# START OF Extracted records

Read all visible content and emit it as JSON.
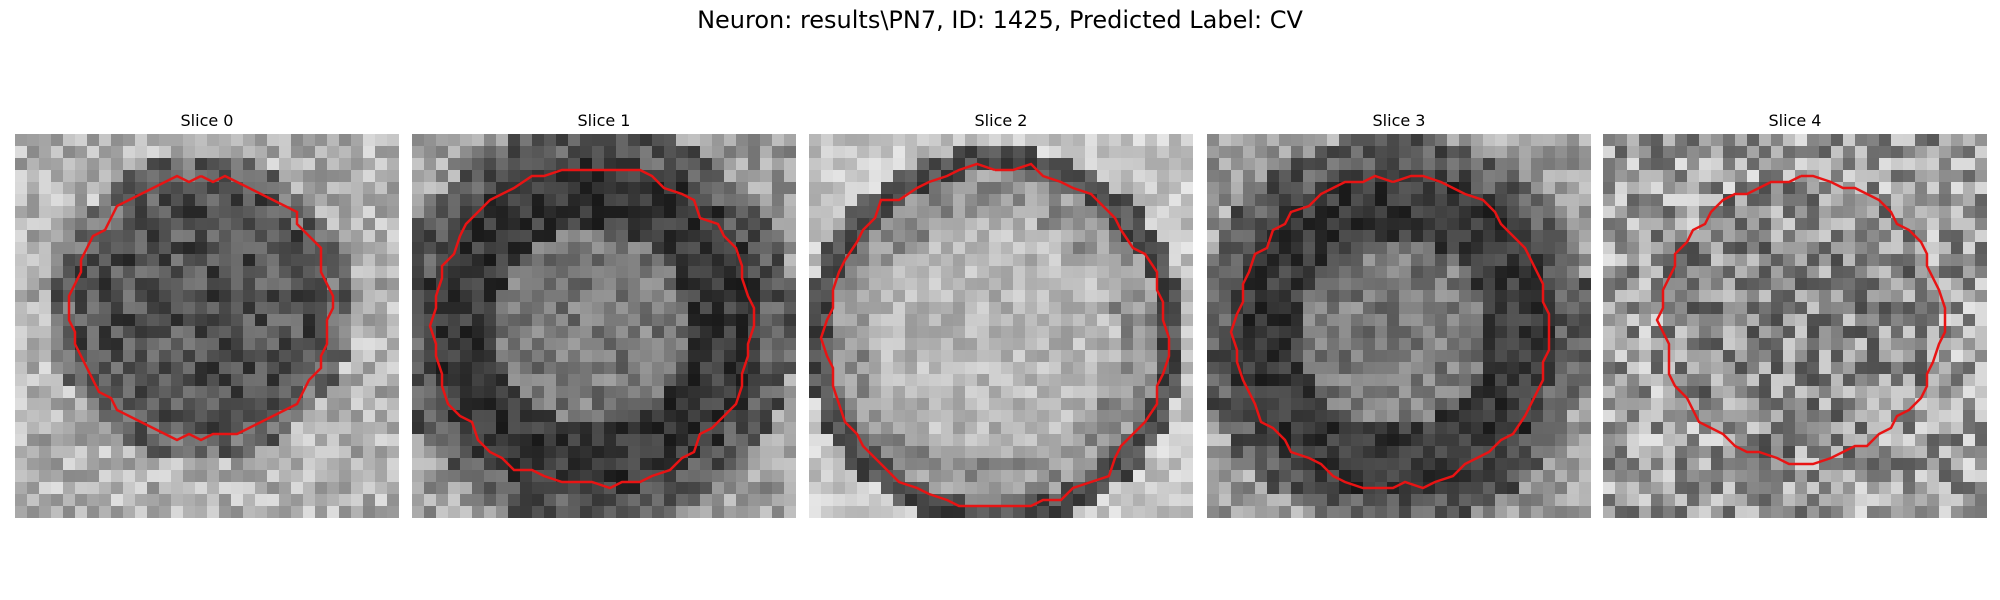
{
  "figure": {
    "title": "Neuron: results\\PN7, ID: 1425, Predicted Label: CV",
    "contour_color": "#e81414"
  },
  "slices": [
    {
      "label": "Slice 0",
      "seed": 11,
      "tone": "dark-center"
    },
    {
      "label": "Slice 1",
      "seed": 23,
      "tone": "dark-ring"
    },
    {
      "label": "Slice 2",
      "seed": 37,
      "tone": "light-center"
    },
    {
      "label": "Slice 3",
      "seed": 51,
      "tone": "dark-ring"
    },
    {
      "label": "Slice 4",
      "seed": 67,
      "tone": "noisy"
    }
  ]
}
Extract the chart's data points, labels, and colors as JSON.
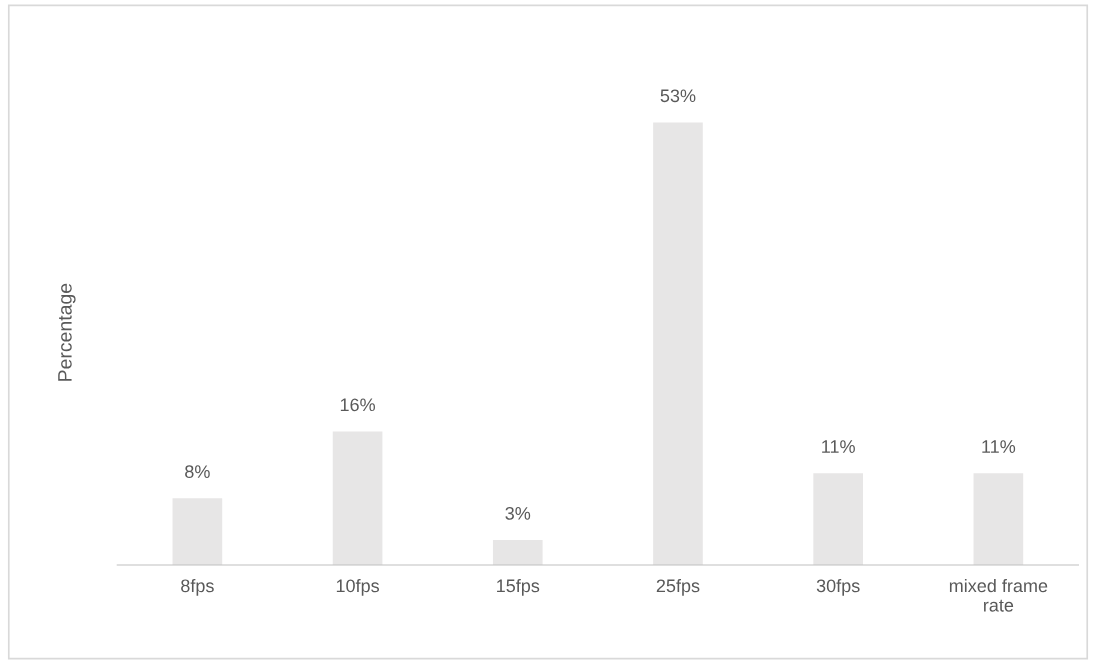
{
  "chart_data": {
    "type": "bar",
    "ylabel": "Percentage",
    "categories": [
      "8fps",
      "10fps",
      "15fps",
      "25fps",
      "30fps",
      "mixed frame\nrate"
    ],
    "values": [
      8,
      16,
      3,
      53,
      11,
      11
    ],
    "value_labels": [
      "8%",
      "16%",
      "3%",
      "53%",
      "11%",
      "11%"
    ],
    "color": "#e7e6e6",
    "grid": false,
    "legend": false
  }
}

# END OF Extracted records

Everything from the line with "Extract the chart's" through the final line of the records above should be written out exactly, minus the pictures.

Extract the chart's data points, labels, and colors as JSON.
{
  "chart_data": {
    "type": "bar",
    "ylabel": "Percentage",
    "categories": [
      "8fps",
      "10fps",
      "15fps",
      "25fps",
      "30fps",
      "mixed frame\nrate"
    ],
    "values": [
      8,
      16,
      3,
      53,
      11,
      11
    ],
    "value_labels": [
      "8%",
      "16%",
      "3%",
      "53%",
      "11%",
      "11%"
    ],
    "color": "#e7e6e6",
    "grid": false,
    "legend": false
  }
}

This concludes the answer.